REQUIRED TASK: Reproduce the full listing below unchanged, apart from the pictures.

PROVIDED DATA:
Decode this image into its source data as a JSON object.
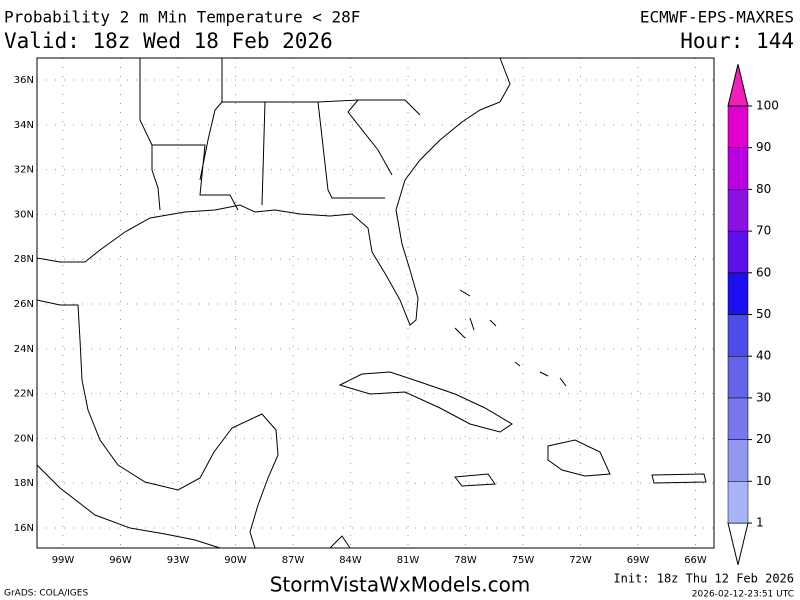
{
  "header": {
    "title": "Probability 2 m Min Temperature < 28F",
    "valid": "Valid: 18z Wed 18 Feb 2026",
    "model": "ECMWF-EPS-MAXRES",
    "hour": "Hour: 144"
  },
  "map": {
    "lat_labels": [
      "36N",
      "34N",
      "32N",
      "30N",
      "28N",
      "26N",
      "24N",
      "22N",
      "20N",
      "18N",
      "16N"
    ],
    "lon_labels": [
      "99W",
      "96W",
      "93W",
      "90W",
      "87W",
      "84W",
      "81W",
      "78W",
      "75W",
      "72W",
      "69W",
      "66W"
    ]
  },
  "colorbar": {
    "ticks": [
      1,
      10,
      20,
      30,
      40,
      50,
      60,
      70,
      80,
      90,
      100
    ],
    "colors": [
      "#a8b4f8",
      "#9098f0",
      "#7878ec",
      "#6464e8",
      "#4c4ce8",
      "#1a10f0",
      "#5c10ec",
      "#8c10e4",
      "#b800e0",
      "#e000d0",
      "#f020b8"
    ]
  },
  "footer": {
    "grads": "GrADS: COLA/IGES",
    "site": "StormVistaWxModels.com",
    "init": "Init: 18z Thu 12 Feb 2026",
    "stamp": "2026-02-12-23:51 UTC"
  }
}
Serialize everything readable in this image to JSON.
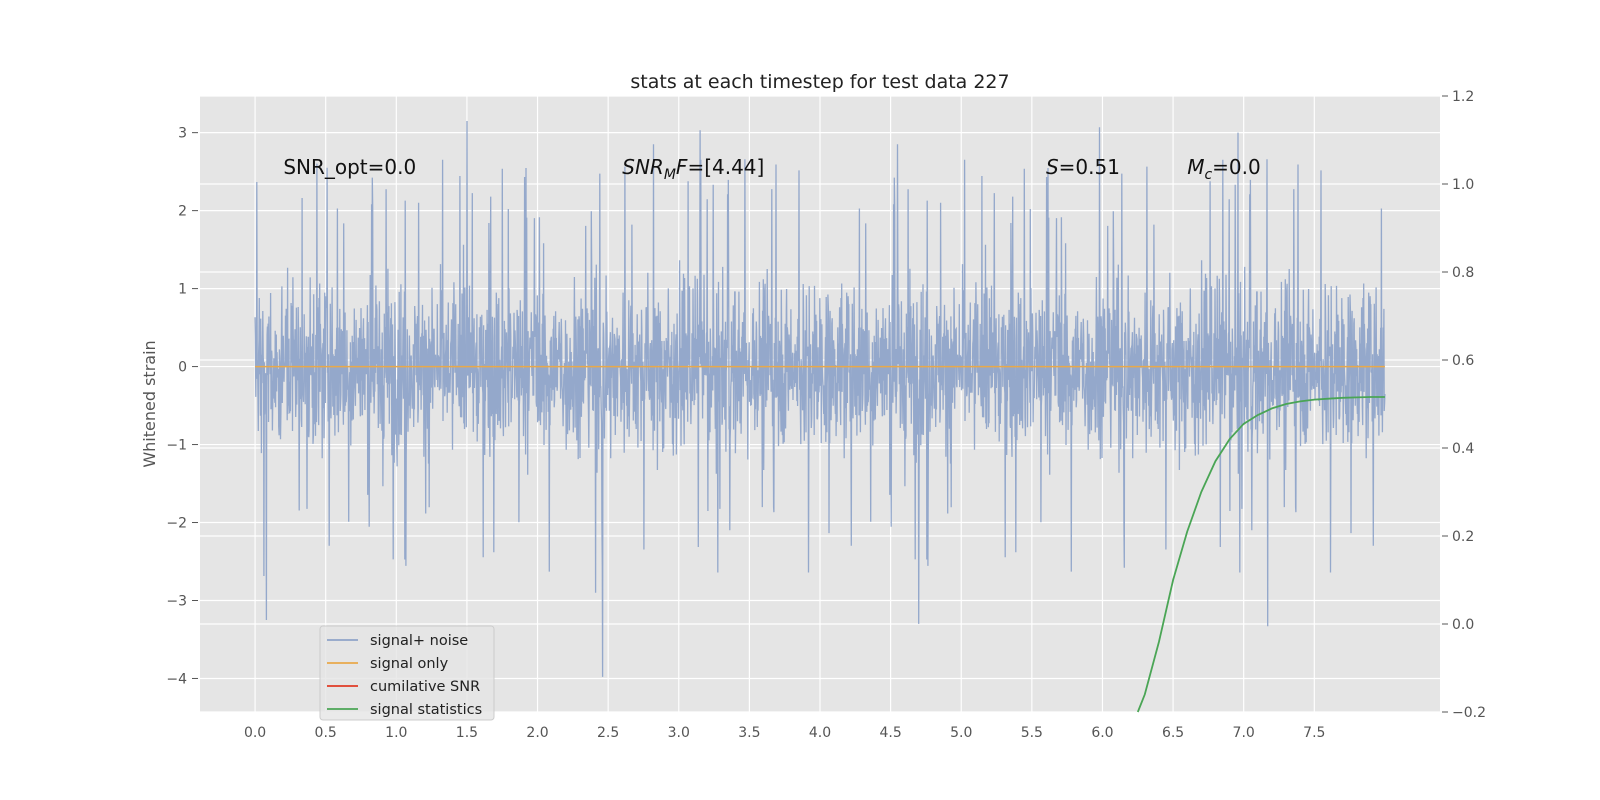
{
  "chart_data": {
    "type": "line",
    "title": "stats at each timestep for test data 227",
    "ylabel": "Whitened strain",
    "xlabel": "",
    "xlim": [
      -0.39,
      8.39
    ],
    "ylim": [
      -4.43,
      3.47
    ],
    "y2lim": [
      -0.2,
      1.2
    ],
    "x_ticks": [
      "0.0",
      "0.5",
      "1.0",
      "1.5",
      "2.0",
      "2.5",
      "3.0",
      "3.5",
      "4.0",
      "4.5",
      "5.0",
      "5.5",
      "6.0",
      "6.5",
      "7.0",
      "7.5"
    ],
    "y_ticks": [
      "3",
      "2",
      "1",
      "0",
      "−1",
      "−2",
      "−3",
      "−4"
    ],
    "y2_ticks": [
      "1.2",
      "1.0",
      "0.8",
      "0.6",
      "0.4",
      "0.2",
      "0.0",
      "−0.2"
    ],
    "grid": true,
    "legend_position": "lower-left",
    "annotations": [
      {
        "text": "SNR_opt=0.0",
        "x": 0.2,
        "y": 2.47
      },
      {
        "text_parts": [
          "SNR",
          "M",
          "F=[4.44]"
        ],
        "x": 2.6,
        "y": 2.47
      },
      {
        "text_parts": [
          "S",
          "=0.51"
        ],
        "x": 5.6,
        "y": 2.47
      },
      {
        "text_parts": [
          "M",
          "c",
          "=0.0"
        ],
        "x": 6.6,
        "y": 2.47
      }
    ],
    "series": [
      {
        "name": "signal+ noise",
        "color": "#8fa4c9",
        "x_range": [
          0.0,
          8.0
        ],
        "envelope": {
          "typical": 1.5,
          "extreme_high": 3.15,
          "extreme_low": -3.98
        },
        "peaks": [
          {
            "x": 0.08,
            "y": -3.25
          },
          {
            "x": 1.5,
            "y": 3.15
          },
          {
            "x": 2.46,
            "y": -3.98
          },
          {
            "x": 3.15,
            "y": 3.03
          },
          {
            "x": 4.7,
            "y": -3.3
          },
          {
            "x": 5.98,
            "y": 3.07
          },
          {
            "x": 6.96,
            "y": 3.0
          },
          {
            "x": 7.17,
            "y": -3.33
          },
          {
            "x": 2.82,
            "y": 2.85
          },
          {
            "x": 4.55,
            "y": 2.85
          },
          {
            "x": 0.51,
            "y": 2.55
          },
          {
            "x": 2.41,
            "y": -2.9
          }
        ]
      },
      {
        "name": "signal only",
        "color": "#e8a94a",
        "x": [
          0.0,
          8.0
        ],
        "y": [
          0.0,
          0.0
        ]
      },
      {
        "name": "cumilative SNR",
        "color": "#e03a25",
        "x": [],
        "y": []
      },
      {
        "name": "signal statistics",
        "color": "#4aa555",
        "axis": "right",
        "x": [
          6.25,
          6.3,
          6.4,
          6.5,
          6.6,
          6.7,
          6.8,
          6.9,
          7.0,
          7.1,
          7.2,
          7.3,
          7.4,
          7.5,
          7.6,
          7.7,
          7.8,
          7.9,
          8.0
        ],
        "y": [
          -0.2,
          -0.16,
          -0.04,
          0.1,
          0.21,
          0.3,
          0.37,
          0.42,
          0.455,
          0.475,
          0.49,
          0.5,
          0.506,
          0.51,
          0.512,
          0.514,
          0.515,
          0.516,
          0.516
        ]
      }
    ]
  },
  "legend": {
    "items": [
      {
        "label": "signal+ noise",
        "color": "#8fa4c9"
      },
      {
        "label": "signal only",
        "color": "#e8a94a"
      },
      {
        "label": "cumilative SNR",
        "color": "#e03a25"
      },
      {
        "label": "signal statistics",
        "color": "#4aa555"
      }
    ]
  }
}
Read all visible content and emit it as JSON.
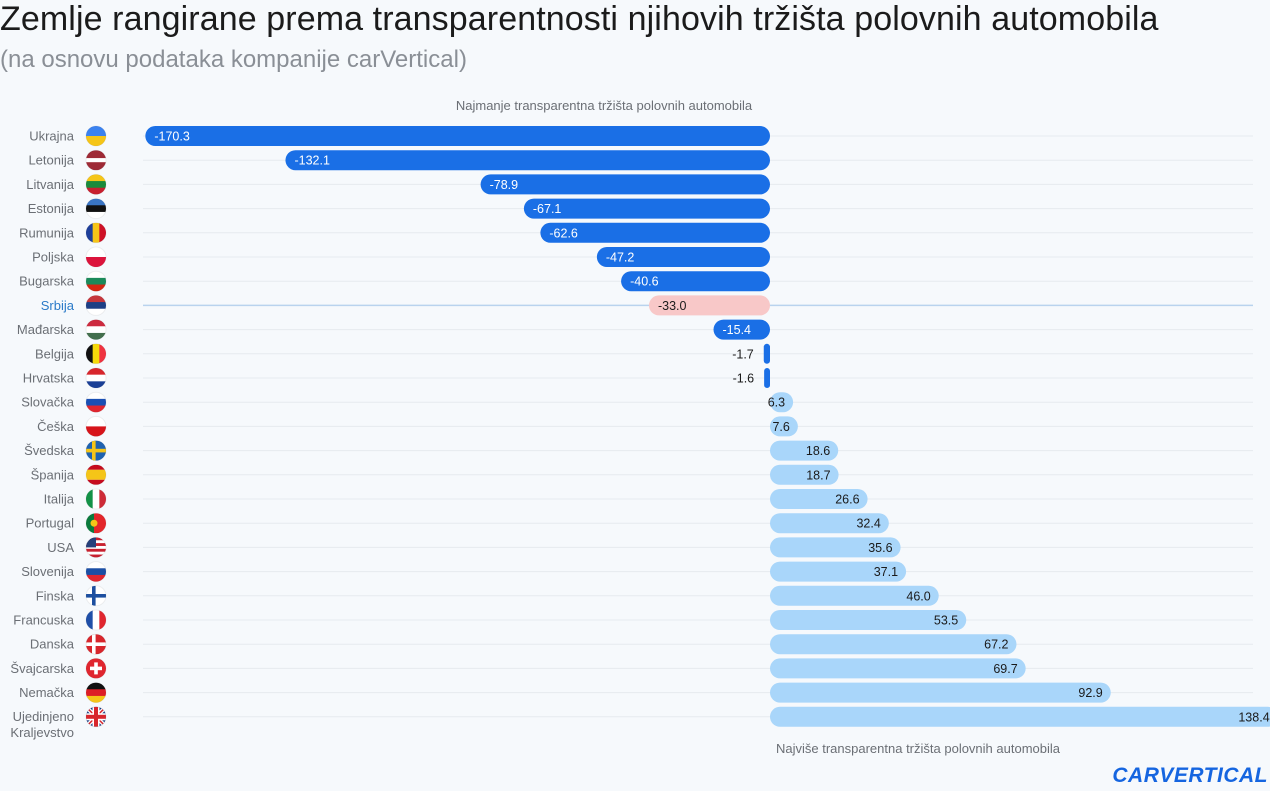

CORRECT ANSWER:
Decode this image into its source data as a JSON object.
{
  "header": {
    "title": "Probability 2 m Min Temperature < 28F",
    "valid": "Valid: 18z Wed 18 Feb 2026",
    "model": "ECMWF-EPS-MAXRES",
    "hour": "Hour: 144"
  },
  "map": {
    "lat_labels": [
      "36N",
      "34N",
      "32N",
      "30N",
      "28N",
      "26N",
      "24N",
      "22N",
      "20N",
      "18N",
      "16N"
    ],
    "lon_labels": [
      "99W",
      "96W",
      "93W",
      "90W",
      "87W",
      "84W",
      "81W",
      "78W",
      "75W",
      "72W",
      "69W",
      "66W"
    ]
  },
  "colorbar": {
    "ticks": [
      1,
      10,
      20,
      30,
      40,
      50,
      60,
      70,
      80,
      90,
      100
    ],
    "colors": [
      "#a8b4f8",
      "#9098f0",
      "#7878ec",
      "#6464e8",
      "#4c4ce8",
      "#1a10f0",
      "#5c10ec",
      "#8c10e4",
      "#b800e0",
      "#e000d0",
      "#f020b8"
    ]
  },
  "footer": {
    "grads": "GrADS: COLA/IGES",
    "site": "StormVistaWxModels.com",
    "init": "Init: 18z Thu 12 Feb 2026",
    "stamp": "2026-02-12-23:51 UTC"
  }
}
Serialize everything readable in this image to JSON.
{
  "chart_data": {
    "type": "line",
    "title": "stats at each timestep for test data 227",
    "ylabel": "Whitened strain",
    "xlabel": "",
    "xlim": [
      -0.39,
      8.39
    ],
    "ylim": [
      -4.43,
      3.47
    ],
    "y2lim": [
      -0.2,
      1.2
    ],
    "x_ticks": [
      "0.0",
      "0.5",
      "1.0",
      "1.5",
      "2.0",
      "2.5",
      "3.0",
      "3.5",
      "4.0",
      "4.5",
      "5.0",
      "5.5",
      "6.0",
      "6.5",
      "7.0",
      "7.5"
    ],
    "y_ticks": [
      "3",
      "2",
      "1",
      "0",
      "−1",
      "−2",
      "−3",
      "−4"
    ],
    "y2_ticks": [
      "1.2",
      "1.0",
      "0.8",
      "0.6",
      "0.4",
      "0.2",
      "0.0",
      "−0.2"
    ],
    "grid": true,
    "legend_position": "lower-left",
    "annotations": [
      {
        "text": "SNR_opt=0.0",
        "x": 0.2,
        "y": 2.47
      },
      {
        "text_parts": [
          "SNR",
          "M",
          "F=[4.44]"
        ],
        "x": 2.6,
        "y": 2.47
      },
      {
        "text_parts": [
          "S",
          "=0.51"
        ],
        "x": 5.6,
        "y": 2.47
      },
      {
        "text_parts": [
          "M",
          "c",
          "=0.0"
        ],
        "x": 6.6,
        "y": 2.47
      }
    ],
    "series": [
      {
        "name": "signal+ noise",
        "color": "#8fa4c9",
        "x_range": [
          0.0,
          8.0
        ],
        "envelope": {
          "typical": 1.5,
          "extreme_high": 3.15,
          "extreme_low": -3.98
        },
        "peaks": [
          {
            "x": 0.08,
            "y": -3.25
          },
          {
            "x": 1.5,
            "y": 3.15
          },
          {
            "x": 2.46,
            "y": -3.98
          },
          {
            "x": 3.15,
            "y": 3.03
          },
          {
            "x": 4.7,
            "y": -3.3
          },
          {
            "x": 5.98,
            "y": 3.07
          },
          {
            "x": 6.96,
            "y": 3.0
          },
          {
            "x": 7.17,
            "y": -3.33
          },
          {
            "x": 2.82,
            "y": 2.85
          },
          {
            "x": 4.55,
            "y": 2.85
          },
          {
            "x": 0.51,
            "y": 2.55
          },
          {
            "x": 2.41,
            "y": -2.9
          }
        ]
      },
      {
        "name": "signal only",
        "color": "#e8a94a",
        "x": [
          0.0,
          8.0
        ],
        "y": [
          0.0,
          0.0
        ]
      },
      {
        "name": "cumilative SNR",
        "color": "#e03a25",
        "x": [],
        "y": []
      },
      {
        "name": "signal statistics",
        "color": "#4aa555",
        "axis": "right",
        "x": [
          6.25,
          6.3,
          6.4,
          6.5,
          6.6,
          6.7,
          6.8,
          6.9,
          7.0,
          7.1,
          7.2,
          7.3,
          7.4,
          7.5,
          7.6,
          7.7,
          7.8,
          7.9,
          8.0
        ],
        "y": [
          -0.2,
          -0.16,
          -0.04,
          0.1,
          0.21,
          0.3,
          0.37,
          0.42,
          0.455,
          0.475,
          0.49,
          0.5,
          0.506,
          0.51,
          0.512,
          0.514,
          0.515,
          0.516,
          0.516
        ]
      }
    ]
  },
  "legend": {
    "items": [
      {
        "label": "signal+ noise",
        "color": "#8fa4c9"
      },
      {
        "label": "signal only",
        "color": "#e8a94a"
      },
      {
        "label": "cumilative SNR",
        "color": "#e03a25"
      },
      {
        "label": "signal statistics",
        "color": "#4aa555"
      }
    ]
  }
}
Read all visible content and emit it as JSON.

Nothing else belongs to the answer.